→ WRITTEN INSTRUCTION
Copy each line of the entries that contains the word "lumineuse".

-.-.-

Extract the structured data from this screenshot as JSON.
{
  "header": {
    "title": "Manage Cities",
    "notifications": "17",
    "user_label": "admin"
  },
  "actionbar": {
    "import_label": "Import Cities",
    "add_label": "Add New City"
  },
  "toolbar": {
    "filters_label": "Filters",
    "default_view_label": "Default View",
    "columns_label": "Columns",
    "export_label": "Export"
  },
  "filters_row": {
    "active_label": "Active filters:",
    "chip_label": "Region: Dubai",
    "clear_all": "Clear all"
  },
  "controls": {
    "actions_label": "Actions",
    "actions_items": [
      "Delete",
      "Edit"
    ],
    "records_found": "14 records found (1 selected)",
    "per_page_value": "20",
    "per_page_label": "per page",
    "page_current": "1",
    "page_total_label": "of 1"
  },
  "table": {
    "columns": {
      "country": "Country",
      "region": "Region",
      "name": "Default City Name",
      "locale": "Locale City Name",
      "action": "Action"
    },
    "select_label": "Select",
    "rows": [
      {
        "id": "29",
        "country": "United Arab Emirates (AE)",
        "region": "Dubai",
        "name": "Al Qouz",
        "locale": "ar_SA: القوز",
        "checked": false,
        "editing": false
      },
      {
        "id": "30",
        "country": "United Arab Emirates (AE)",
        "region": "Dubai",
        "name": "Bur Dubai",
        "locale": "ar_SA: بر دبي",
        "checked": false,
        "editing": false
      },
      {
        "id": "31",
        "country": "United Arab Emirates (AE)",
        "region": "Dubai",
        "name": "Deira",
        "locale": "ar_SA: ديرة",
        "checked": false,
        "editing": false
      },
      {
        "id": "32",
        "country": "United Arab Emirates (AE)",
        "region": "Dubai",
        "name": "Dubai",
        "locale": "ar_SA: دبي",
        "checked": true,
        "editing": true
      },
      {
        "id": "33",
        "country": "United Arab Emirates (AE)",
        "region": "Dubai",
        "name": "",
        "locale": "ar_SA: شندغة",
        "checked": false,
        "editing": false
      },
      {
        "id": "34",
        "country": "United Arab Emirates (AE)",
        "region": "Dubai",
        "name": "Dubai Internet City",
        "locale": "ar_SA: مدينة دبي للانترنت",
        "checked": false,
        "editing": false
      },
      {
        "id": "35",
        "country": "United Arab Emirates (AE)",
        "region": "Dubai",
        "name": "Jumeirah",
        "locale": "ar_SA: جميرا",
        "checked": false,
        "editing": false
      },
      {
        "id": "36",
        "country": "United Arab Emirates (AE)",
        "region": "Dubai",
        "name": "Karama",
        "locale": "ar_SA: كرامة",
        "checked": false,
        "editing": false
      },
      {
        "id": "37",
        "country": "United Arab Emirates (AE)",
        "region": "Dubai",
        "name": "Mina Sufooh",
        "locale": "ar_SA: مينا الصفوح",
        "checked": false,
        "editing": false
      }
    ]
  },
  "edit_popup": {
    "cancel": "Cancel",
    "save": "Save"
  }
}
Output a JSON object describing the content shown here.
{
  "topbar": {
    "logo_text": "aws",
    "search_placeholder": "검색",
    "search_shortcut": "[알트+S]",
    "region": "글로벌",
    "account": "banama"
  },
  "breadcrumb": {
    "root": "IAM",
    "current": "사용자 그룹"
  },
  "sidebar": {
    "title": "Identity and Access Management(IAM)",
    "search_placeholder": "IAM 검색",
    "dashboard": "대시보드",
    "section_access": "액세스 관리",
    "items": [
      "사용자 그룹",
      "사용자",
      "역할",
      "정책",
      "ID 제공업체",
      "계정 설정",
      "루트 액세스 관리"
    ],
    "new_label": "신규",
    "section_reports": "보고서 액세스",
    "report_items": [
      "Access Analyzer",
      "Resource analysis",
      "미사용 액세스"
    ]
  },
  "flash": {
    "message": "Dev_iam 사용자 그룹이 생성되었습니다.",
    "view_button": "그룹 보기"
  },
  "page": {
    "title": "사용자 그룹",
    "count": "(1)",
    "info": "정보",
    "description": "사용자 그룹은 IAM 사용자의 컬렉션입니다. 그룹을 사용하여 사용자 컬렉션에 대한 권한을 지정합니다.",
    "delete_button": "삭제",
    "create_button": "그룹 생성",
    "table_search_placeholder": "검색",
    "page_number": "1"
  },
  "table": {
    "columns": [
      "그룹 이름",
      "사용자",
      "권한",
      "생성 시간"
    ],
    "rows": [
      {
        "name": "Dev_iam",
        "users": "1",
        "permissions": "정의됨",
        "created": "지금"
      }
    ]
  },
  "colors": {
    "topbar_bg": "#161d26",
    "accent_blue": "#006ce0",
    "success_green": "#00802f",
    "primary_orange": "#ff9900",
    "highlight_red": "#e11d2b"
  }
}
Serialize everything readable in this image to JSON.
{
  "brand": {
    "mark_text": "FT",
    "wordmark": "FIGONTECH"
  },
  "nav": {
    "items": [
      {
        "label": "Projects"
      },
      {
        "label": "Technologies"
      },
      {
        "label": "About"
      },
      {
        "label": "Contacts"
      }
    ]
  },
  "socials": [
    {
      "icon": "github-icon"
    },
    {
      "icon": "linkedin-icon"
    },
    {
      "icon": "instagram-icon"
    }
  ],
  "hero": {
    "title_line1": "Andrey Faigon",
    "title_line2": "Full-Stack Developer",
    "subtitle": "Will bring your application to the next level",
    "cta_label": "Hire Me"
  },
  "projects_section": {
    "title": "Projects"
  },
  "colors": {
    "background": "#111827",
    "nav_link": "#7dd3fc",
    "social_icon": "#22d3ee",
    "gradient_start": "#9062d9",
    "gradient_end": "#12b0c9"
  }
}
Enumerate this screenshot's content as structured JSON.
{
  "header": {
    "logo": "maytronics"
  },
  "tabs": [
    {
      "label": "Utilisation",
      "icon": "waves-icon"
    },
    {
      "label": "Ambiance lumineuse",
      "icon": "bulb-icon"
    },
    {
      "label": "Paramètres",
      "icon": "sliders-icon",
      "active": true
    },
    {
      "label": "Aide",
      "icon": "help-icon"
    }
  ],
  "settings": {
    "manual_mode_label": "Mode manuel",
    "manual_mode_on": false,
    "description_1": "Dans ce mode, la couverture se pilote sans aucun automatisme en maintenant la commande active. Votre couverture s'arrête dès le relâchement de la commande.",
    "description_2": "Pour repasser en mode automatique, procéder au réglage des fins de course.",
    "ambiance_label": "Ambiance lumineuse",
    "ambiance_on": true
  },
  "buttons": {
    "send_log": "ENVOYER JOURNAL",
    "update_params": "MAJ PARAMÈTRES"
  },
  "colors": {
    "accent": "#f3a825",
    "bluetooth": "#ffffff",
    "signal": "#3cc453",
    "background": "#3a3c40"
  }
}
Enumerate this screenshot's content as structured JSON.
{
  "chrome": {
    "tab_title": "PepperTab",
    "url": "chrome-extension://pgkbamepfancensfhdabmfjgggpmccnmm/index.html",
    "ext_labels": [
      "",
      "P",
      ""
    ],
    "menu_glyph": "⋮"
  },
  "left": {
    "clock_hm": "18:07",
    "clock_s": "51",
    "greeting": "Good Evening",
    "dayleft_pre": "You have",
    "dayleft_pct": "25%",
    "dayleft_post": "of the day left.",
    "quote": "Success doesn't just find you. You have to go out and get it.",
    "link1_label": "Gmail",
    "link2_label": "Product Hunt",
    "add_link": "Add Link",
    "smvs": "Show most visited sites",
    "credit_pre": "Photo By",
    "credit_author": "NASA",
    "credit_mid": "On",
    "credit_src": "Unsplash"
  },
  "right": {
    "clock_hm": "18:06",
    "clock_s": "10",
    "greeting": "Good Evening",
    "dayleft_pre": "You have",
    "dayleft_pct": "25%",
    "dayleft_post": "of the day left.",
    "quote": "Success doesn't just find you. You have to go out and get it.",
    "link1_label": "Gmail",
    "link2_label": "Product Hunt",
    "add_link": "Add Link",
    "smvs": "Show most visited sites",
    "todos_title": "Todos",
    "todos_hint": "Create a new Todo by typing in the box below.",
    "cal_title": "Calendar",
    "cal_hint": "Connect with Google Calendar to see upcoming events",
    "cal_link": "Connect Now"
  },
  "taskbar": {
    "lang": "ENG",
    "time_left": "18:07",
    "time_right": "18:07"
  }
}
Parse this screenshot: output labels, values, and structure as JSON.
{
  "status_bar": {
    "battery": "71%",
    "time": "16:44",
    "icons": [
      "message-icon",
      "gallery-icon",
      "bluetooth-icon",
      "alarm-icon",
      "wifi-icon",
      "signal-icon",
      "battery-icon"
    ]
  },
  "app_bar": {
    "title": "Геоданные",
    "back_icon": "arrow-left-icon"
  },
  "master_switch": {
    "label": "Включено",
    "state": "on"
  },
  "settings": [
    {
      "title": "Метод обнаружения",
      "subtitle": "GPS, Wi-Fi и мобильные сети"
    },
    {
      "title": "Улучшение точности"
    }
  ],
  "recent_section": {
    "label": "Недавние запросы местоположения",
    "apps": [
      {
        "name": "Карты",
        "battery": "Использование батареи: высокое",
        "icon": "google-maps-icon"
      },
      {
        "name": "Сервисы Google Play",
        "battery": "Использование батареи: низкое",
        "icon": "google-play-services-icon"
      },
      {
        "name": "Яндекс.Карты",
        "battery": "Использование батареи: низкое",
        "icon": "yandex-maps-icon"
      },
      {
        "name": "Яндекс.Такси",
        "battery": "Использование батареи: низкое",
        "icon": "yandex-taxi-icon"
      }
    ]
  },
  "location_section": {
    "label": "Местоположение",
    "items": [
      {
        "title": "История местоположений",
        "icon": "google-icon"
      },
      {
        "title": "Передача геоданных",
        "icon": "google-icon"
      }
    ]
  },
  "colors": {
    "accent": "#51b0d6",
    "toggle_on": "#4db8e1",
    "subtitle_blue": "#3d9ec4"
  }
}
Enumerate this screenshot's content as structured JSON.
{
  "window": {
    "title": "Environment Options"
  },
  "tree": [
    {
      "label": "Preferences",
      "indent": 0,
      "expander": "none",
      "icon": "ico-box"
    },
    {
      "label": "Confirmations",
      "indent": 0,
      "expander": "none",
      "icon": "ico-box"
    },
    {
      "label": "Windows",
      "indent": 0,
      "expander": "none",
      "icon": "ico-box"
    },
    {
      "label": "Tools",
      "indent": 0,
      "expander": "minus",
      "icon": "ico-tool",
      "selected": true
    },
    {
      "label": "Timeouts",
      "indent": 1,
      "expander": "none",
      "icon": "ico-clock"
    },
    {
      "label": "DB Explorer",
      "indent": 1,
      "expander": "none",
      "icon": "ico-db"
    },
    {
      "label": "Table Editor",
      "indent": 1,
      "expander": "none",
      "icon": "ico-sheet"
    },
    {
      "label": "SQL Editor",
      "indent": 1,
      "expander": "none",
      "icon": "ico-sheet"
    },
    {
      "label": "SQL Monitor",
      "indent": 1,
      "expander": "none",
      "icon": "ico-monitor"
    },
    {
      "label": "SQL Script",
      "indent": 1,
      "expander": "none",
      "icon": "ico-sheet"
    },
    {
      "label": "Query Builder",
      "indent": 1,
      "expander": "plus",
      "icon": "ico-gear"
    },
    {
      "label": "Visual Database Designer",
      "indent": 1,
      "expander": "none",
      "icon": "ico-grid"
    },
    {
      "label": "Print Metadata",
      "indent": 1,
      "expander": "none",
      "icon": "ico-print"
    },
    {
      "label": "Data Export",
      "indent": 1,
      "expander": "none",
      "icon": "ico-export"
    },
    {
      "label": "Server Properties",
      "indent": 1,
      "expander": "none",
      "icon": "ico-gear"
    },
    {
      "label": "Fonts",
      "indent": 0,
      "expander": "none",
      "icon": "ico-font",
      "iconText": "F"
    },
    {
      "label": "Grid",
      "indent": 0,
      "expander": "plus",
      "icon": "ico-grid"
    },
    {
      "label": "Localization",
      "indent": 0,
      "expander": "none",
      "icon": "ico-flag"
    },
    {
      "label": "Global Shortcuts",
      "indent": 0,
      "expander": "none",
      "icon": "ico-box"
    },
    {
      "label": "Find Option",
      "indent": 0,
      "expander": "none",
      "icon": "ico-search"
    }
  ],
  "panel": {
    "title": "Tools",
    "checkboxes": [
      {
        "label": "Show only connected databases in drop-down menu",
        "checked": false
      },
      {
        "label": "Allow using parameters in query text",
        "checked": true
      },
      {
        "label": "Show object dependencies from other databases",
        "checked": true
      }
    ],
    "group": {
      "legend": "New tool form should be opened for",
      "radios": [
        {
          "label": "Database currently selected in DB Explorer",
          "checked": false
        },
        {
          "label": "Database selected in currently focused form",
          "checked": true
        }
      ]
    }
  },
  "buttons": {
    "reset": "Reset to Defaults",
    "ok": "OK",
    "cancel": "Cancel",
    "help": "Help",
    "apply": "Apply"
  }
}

-.-.-

→ COMPLETED TASK
      "label": "Ambiance lumineuse",
    "ambiance_label": "Ambiance lumineuse",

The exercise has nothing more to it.